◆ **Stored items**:
<<<<

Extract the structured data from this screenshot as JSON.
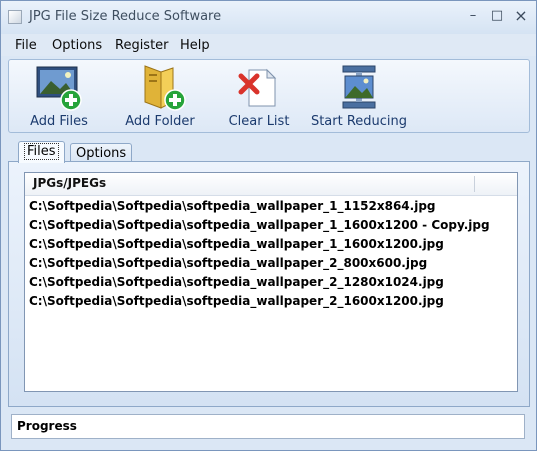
{
  "window": {
    "title": "JPG File Size Reduce Software",
    "controls": {
      "minimize": "–",
      "maximize": "□",
      "close": "×"
    }
  },
  "menu": [
    "File",
    "Options",
    "Register",
    "Help"
  ],
  "toolbar": [
    {
      "label": "Add Files",
      "icon": "add-files-icon"
    },
    {
      "label": "Add Folder",
      "icon": "add-folder-icon"
    },
    {
      "label": "Clear List",
      "icon": "clear-list-icon"
    },
    {
      "label": "Start Reducing",
      "icon": "compress-icon"
    }
  ],
  "tabs": {
    "files": "Files",
    "options": "Options"
  },
  "list": {
    "column_header": "JPGs/JPEGs",
    "rows": [
      "C:\\Softpedia\\Softpedia\\softpedia_wallpaper_1_1152x864.jpg",
      "C:\\Softpedia\\Softpedia\\softpedia_wallpaper_1_1600x1200 - Copy.jpg",
      "C:\\Softpedia\\Softpedia\\softpedia_wallpaper_1_1600x1200.jpg",
      "C:\\Softpedia\\Softpedia\\softpedia_wallpaper_2_800x600.jpg",
      "C:\\Softpedia\\Softpedia\\softpedia_wallpaper_2_1280x1024.jpg",
      "C:\\Softpedia\\Softpedia\\softpedia_wallpaper_2_1600x1200.jpg"
    ]
  },
  "progress": {
    "label": "Progress"
  },
  "colors": {
    "window_bg": "#dbe7f5",
    "toolbar_text": "#1c3b6e",
    "accent_green": "#27a43a",
    "accent_red": "#d9332b"
  }
}
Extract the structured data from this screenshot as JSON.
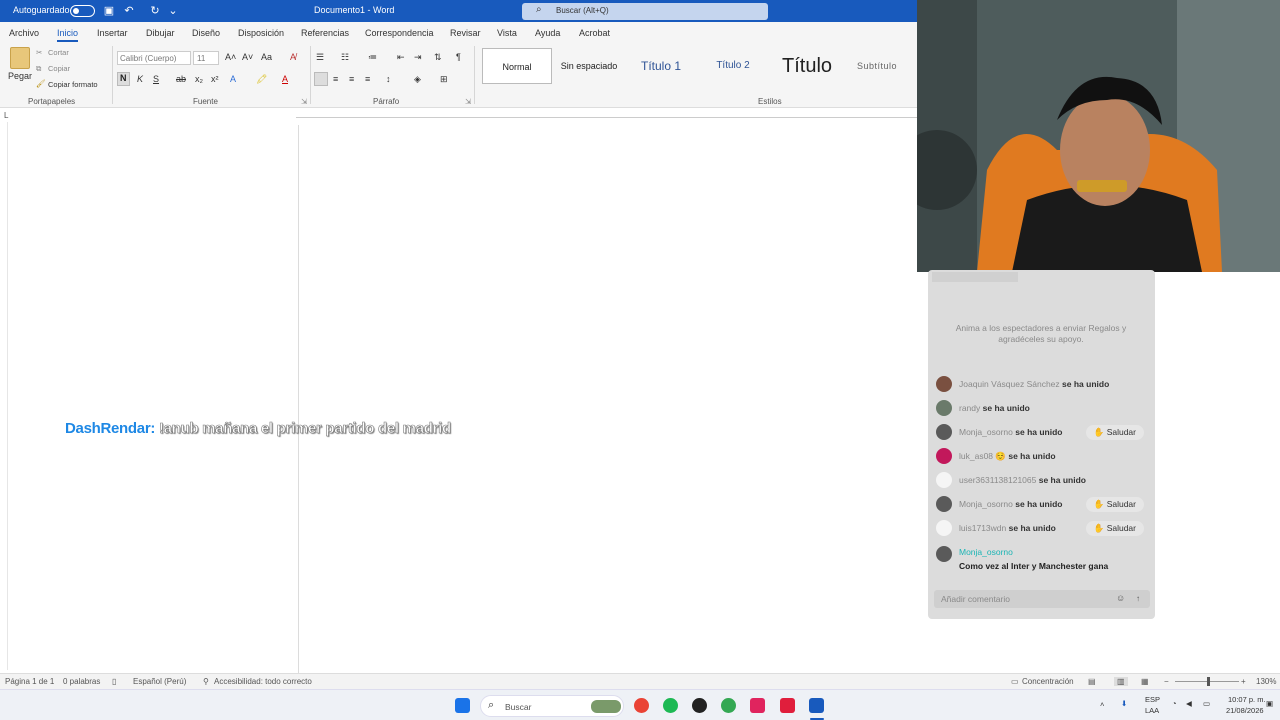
{
  "titlebar": {
    "autosave_label": "Autoguardado",
    "doc_title": "Documento1 - Word",
    "search_placeholder": "Buscar (Alt+Q)"
  },
  "menu": {
    "tabs": [
      "Archivo",
      "Inicio",
      "Insertar",
      "Dibujar",
      "Diseño",
      "Disposición",
      "Referencias",
      "Correspondencia",
      "Revisar",
      "Vista",
      "Ayuda",
      "Acrobat"
    ]
  },
  "ribbon": {
    "clipboard": {
      "paste": "Pegar",
      "cut": "Cortar",
      "copy": "Copiar",
      "format_painter": "Copiar formato",
      "group": "Portapapeles"
    },
    "font": {
      "font_name": "Calibri (Cuerpo)",
      "font_size": "11",
      "bold": "N",
      "italic": "K",
      "underline": "S",
      "group": "Fuente"
    },
    "paragraph": {
      "group": "Párrafo"
    },
    "styles": {
      "group": "Estilos",
      "items": [
        "Normal",
        "Sin espaciado",
        "Título 1",
        "Título 2",
        "Título",
        "Subtítulo"
      ]
    }
  },
  "overlay": {
    "user": "DashRendar:",
    "message": "!anub mañana el primer partido del madrid"
  },
  "chat": {
    "prompt": "Anima a los espectadores a enviar Regalos y agradéceles su apoyo.",
    "joined_suffix": "se ha unido",
    "greet_label": "Saludar",
    "entries": [
      {
        "name": "Joaquin Vásquez Sánchez",
        "avatar_color": "#7a5040"
      },
      {
        "name": "randy",
        "avatar_color": "#6a7a6a"
      },
      {
        "name": "Monja_osorno",
        "avatar_color": "#5a5a5a",
        "greet": true
      },
      {
        "name": "luk_as08 ☺️",
        "avatar_color": "#c2185b"
      },
      {
        "name": "user3631138121065",
        "avatar_color": "#f5f5f5"
      },
      {
        "name": "Monja_osorno",
        "avatar_color": "#5a5a5a",
        "greet": true
      },
      {
        "name": "luis1713wdn",
        "avatar_color": "#f5f5f5",
        "greet": true
      }
    ],
    "comment": {
      "author": "Monja_osorno",
      "text": "Como vez al Inter y Manchester gana"
    },
    "input_placeholder": "Añadir comentario"
  },
  "statusbar": {
    "page": "Página 1 de 1",
    "words": "0 palabras",
    "language": "Español (Perú)",
    "accessibility": "Accesibilidad: todo correcto",
    "focus": "Concentración",
    "zoom": "130%"
  },
  "taskbar": {
    "search_label": "Buscar",
    "lang_top": "ESP",
    "lang_bottom": "LAA",
    "time": "10:07 p. m.",
    "date": "21/08/2026"
  }
}
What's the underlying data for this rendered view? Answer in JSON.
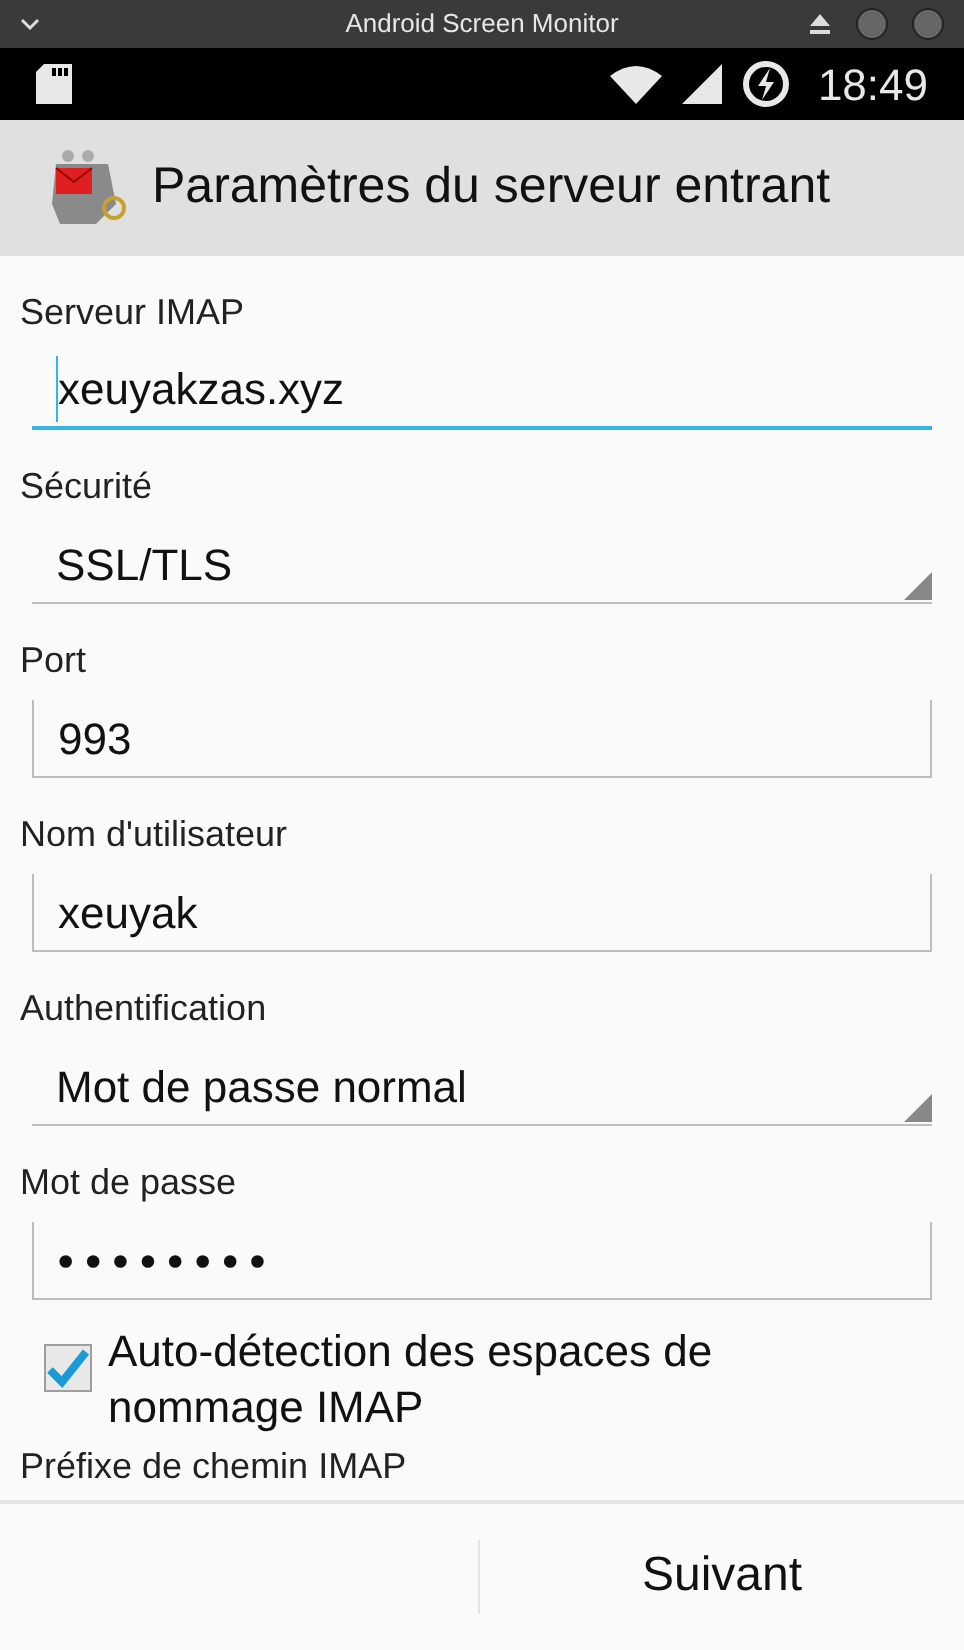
{
  "window": {
    "title": "Android Screen Monitor"
  },
  "status_bar": {
    "time": "18:49"
  },
  "action_bar": {
    "title": "Paramètres du serveur entrant"
  },
  "fields": [
    {
      "kind": "text",
      "label": "Serveur IMAP",
      "value": "xeuyakzas.xyz",
      "focused": true
    },
    {
      "kind": "dropdown",
      "label": "Sécurité",
      "value": "SSL/TLS",
      "focused": false
    },
    {
      "kind": "text",
      "label": "Port",
      "value": "993",
      "focused": false
    },
    {
      "kind": "text",
      "label": "Nom d'utilisateur",
      "value": "xeuyak",
      "focused": false
    },
    {
      "kind": "dropdown",
      "label": "Authentification",
      "value": "Mot de passe normal",
      "focused": false
    },
    {
      "kind": "password",
      "label": "Mot de passe",
      "value": "••••••••",
      "focused": false
    }
  ],
  "checkbox": {
    "label": "Auto-détection des espaces de nommage IMAP",
    "checked": true
  },
  "cut_label": "Préfixe de chemin IMAP",
  "buttons": [
    "Suivant"
  ]
}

>>>>

◆ **Exercise goal**: Omitting all images, retype each line of the records precisely.

◆ **Exercise result**:
Extract the structured data from this screenshot as JSON.
{
  "window": {
    "title": "JPG File Size Reduce Software",
    "controls": {
      "minimize": "–",
      "maximize": "□",
      "close": "×"
    }
  },
  "menu": [
    "File",
    "Options",
    "Register",
    "Help"
  ],
  "toolbar": [
    {
      "label": "Add Files",
      "icon": "add-files-icon"
    },
    {
      "label": "Add Folder",
      "icon": "add-folder-icon"
    },
    {
      "label": "Clear List",
      "icon": "clear-list-icon"
    },
    {
      "label": "Start Reducing",
      "icon": "compress-icon"
    }
  ],
  "tabs": {
    "files": "Files",
    "options": "Options"
  },
  "list": {
    "column_header": "JPGs/JPEGs",
    "rows": [
      "C:\\Softpedia\\Softpedia\\softpedia_wallpaper_1_1152x864.jpg",
      "C:\\Softpedia\\Softpedia\\softpedia_wallpaper_1_1600x1200 - Copy.jpg",
      "C:\\Softpedia\\Softpedia\\softpedia_wallpaper_1_1600x1200.jpg",
      "C:\\Softpedia\\Softpedia\\softpedia_wallpaper_2_800x600.jpg",
      "C:\\Softpedia\\Softpedia\\softpedia_wallpaper_2_1280x1024.jpg",
      "C:\\Softpedia\\Softpedia\\softpedia_wallpaper_2_1600x1200.jpg"
    ]
  },
  "progress": {
    "label": "Progress"
  },
  "colors": {
    "window_bg": "#dbe7f5",
    "toolbar_text": "#1c3b6e",
    "accent_green": "#27a43a",
    "accent_red": "#d9332b"
  }
}
Extract the structured data from this screenshot as JSON.
{
  "titlebar": {
    "autosave_label": "Autoguardado",
    "doc_title": "Documento1 - Word",
    "search_placeholder": "Buscar (Alt+Q)"
  },
  "menu": {
    "tabs": [
      "Archivo",
      "Inicio",
      "Insertar",
      "Dibujar",
      "Diseño",
      "Disposición",
      "Referencias",
      "Correspondencia",
      "Revisar",
      "Vista",
      "Ayuda",
      "Acrobat"
    ]
  },
  "ribbon": {
    "clipboard": {
      "paste": "Pegar",
      "cut": "Cortar",
      "copy": "Copiar",
      "format_painter": "Copiar formato",
      "group": "Portapapeles"
    },
    "font": {
      "font_name": "Calibri (Cuerpo)",
      "font_size": "11",
      "bold": "N",
      "italic": "K",
      "underline": "S",
      "group": "Fuente"
    },
    "paragraph": {
      "group": "Párrafo"
    },
    "styles": {
      "group": "Estilos",
      "items": [
        "Normal",
        "Sin espaciado",
        "Título 1",
        "Título 2",
        "Título",
        "Subtítulo"
      ]
    }
  },
  "overlay": {
    "user": "DashRendar:",
    "message": "!anub mañana el primer partido del madrid"
  },
  "chat": {
    "prompt": "Anima a los espectadores a enviar Regalos y agradéceles su apoyo.",
    "joined_suffix": "se ha unido",
    "greet_label": "Saludar",
    "entries": [
      {
        "name": "Joaquin Vásquez Sánchez",
        "avatar_color": "#7a5040"
      },
      {
        "name": "randy",
        "avatar_color": "#6a7a6a"
      },
      {
        "name": "Monja_osorno",
        "avatar_color": "#5a5a5a",
        "greet": true
      },
      {
        "name": "luk_as08 ☺️",
        "avatar_color": "#c2185b"
      },
      {
        "name": "user3631138121065",
        "avatar_color": "#f5f5f5"
      },
      {
        "name": "Monja_osorno",
        "avatar_color": "#5a5a5a",
        "greet": true
      },
      {
        "name": "luis1713wdn",
        "avatar_color": "#f5f5f5",
        "greet": true
      }
    ],
    "comment": {
      "author": "Monja_osorno",
      "text": "Como vez al Inter y Manchester gana"
    },
    "input_placeholder": "Añadir comentario"
  },
  "statusbar": {
    "page": "Página 1 de 1",
    "words": "0 palabras",
    "language": "Español (Perú)",
    "accessibility": "Accesibilidad: todo correcto",
    "focus": "Concentración",
    "zoom": "130%"
  },
  "taskbar": {
    "search_label": "Buscar",
    "lang_top": "ESP",
    "lang_bottom": "LAA",
    "time": "10:07 p. m.",
    "date": "21/08/2026"
  }
}
What's the underlying data for this rendered view? Answer in JSON.
{
  "window": {
    "title": "Android Screen Monitor"
  },
  "status_bar": {
    "time": "18:49"
  },
  "action_bar": {
    "title": "Paramètres du serveur entrant"
  },
  "fields": [
    {
      "kind": "text",
      "label": "Serveur IMAP",
      "value": "xeuyakzas.xyz",
      "focused": true
    },
    {
      "kind": "dropdown",
      "label": "Sécurité",
      "value": "SSL/TLS",
      "focused": false
    },
    {
      "kind": "text",
      "label": "Port",
      "value": "993",
      "focused": false
    },
    {
      "kind": "text",
      "label": "Nom d'utilisateur",
      "value": "xeuyak",
      "focused": false
    },
    {
      "kind": "dropdown",
      "label": "Authentification",
      "value": "Mot de passe normal",
      "focused": false
    },
    {
      "kind": "password",
      "label": "Mot de passe",
      "value": "••••••••",
      "focused": false
    }
  ],
  "checkbox": {
    "label": "Auto-détection des espaces de nommage IMAP",
    "checked": true
  },
  "cut_label": "Préfixe de chemin IMAP",
  "buttons": [
    "Suivant"
  ]
}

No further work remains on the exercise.